--- Start of Dataset entries ---

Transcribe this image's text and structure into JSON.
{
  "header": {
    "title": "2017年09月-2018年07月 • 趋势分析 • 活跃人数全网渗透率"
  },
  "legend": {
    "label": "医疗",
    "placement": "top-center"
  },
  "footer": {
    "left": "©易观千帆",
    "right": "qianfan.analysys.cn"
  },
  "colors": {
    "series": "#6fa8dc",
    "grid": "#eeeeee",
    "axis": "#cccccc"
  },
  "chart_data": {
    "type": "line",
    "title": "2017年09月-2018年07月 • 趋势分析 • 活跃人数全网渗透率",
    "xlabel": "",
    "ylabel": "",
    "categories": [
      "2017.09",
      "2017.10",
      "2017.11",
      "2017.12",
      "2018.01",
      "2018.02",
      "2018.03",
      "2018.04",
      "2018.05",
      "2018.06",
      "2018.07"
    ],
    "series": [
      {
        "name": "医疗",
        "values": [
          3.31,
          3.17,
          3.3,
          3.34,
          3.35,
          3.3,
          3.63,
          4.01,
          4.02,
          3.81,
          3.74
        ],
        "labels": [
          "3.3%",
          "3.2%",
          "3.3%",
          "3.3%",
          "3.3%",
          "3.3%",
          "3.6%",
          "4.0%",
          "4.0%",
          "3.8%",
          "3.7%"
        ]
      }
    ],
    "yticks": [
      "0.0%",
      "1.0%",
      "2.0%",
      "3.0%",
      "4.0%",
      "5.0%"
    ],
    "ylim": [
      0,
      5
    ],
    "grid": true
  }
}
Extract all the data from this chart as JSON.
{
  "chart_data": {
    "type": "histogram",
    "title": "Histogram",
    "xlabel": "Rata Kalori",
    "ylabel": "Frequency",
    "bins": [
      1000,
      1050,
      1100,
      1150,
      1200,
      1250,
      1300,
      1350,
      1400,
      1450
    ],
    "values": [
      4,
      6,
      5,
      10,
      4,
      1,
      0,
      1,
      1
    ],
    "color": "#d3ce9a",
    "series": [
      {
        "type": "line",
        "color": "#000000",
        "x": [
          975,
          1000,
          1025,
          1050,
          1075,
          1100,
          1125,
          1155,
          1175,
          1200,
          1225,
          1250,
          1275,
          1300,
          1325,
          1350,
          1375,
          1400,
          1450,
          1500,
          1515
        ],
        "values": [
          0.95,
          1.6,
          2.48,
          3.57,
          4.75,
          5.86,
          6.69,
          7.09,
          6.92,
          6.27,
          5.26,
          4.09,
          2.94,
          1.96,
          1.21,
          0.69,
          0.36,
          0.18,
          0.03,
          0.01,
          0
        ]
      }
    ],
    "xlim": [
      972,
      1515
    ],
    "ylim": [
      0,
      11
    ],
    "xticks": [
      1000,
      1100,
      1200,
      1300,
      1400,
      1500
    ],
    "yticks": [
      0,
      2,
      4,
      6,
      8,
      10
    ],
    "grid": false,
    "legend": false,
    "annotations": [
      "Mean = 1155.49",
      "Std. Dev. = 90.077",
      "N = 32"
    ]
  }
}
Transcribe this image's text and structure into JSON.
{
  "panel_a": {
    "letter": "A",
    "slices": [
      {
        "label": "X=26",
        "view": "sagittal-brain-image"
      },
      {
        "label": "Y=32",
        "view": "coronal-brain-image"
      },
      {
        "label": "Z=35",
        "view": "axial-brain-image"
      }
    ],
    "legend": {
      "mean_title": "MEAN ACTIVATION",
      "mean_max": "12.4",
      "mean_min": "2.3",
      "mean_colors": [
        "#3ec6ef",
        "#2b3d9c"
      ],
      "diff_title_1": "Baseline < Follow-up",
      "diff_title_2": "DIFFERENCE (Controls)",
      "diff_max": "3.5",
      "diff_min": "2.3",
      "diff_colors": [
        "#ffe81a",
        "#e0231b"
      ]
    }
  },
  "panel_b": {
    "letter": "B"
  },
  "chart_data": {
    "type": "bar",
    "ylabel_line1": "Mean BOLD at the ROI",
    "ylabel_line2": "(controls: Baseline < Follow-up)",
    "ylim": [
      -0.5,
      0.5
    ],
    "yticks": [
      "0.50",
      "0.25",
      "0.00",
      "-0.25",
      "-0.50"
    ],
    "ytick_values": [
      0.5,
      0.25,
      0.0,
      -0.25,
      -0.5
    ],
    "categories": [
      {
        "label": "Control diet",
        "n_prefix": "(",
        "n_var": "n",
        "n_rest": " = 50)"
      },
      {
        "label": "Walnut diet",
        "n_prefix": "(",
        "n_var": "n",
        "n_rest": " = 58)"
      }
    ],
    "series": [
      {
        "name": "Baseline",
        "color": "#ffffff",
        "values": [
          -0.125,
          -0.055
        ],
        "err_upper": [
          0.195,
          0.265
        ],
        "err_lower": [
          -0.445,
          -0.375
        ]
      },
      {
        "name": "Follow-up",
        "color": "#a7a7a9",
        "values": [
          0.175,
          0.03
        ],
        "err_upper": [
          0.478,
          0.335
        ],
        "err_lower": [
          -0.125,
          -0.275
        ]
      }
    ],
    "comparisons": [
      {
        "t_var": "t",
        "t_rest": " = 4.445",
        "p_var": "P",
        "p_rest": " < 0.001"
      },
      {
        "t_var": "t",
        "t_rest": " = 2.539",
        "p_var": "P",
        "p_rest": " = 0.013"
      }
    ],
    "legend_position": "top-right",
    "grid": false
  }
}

--- End of Dataset entries ---

Copy each line above containing the string "Follow".

Final result:
      "diff_title_1": "Baseline < Follow-up",
    "ylabel_line2": "(controls: Baseline < Follow-up)",
        "name": "Follow-up",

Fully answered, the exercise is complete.